_TASK OBJECTIVE_
Gather every line in the records below that contains the word "курс".

[Data listing]

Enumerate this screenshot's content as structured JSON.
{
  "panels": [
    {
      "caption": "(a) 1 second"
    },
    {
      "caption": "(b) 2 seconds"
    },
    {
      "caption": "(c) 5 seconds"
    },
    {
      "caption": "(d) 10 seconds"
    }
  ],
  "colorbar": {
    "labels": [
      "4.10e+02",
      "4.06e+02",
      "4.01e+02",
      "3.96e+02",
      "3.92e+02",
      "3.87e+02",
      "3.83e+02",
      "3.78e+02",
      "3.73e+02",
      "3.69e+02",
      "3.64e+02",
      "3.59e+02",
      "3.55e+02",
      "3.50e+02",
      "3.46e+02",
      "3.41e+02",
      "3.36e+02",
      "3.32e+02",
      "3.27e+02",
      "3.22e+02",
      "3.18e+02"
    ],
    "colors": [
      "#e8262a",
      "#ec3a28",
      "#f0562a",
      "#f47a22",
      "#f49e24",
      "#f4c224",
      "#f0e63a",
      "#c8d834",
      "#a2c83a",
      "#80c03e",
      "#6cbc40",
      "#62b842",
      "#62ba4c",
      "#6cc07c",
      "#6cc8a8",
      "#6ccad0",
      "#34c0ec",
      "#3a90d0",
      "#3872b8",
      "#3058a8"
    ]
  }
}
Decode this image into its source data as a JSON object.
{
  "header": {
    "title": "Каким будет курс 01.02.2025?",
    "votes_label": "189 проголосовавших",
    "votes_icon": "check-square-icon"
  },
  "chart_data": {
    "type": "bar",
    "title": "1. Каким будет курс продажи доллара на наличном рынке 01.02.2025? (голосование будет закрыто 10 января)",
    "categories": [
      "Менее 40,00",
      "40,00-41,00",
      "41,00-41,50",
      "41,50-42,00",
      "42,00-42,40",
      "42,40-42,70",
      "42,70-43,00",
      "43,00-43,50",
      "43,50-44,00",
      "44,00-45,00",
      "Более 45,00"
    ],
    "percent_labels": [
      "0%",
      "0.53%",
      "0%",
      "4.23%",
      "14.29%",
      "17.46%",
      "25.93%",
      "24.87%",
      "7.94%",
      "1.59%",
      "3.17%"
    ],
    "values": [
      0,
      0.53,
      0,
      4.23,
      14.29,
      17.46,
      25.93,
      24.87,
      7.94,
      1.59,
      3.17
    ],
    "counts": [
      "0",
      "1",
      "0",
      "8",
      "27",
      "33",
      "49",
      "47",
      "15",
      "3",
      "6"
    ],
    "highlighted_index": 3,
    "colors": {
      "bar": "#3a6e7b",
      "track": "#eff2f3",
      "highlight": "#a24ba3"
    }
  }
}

_EXERCISE RESPONSE_
    "title": "Каким будет курс 01.02.2025?",
    "title": "1. Каким будет курс продажи доллара на наличном рынке 01.02.2025? (голосование будет закрыто 10 января)",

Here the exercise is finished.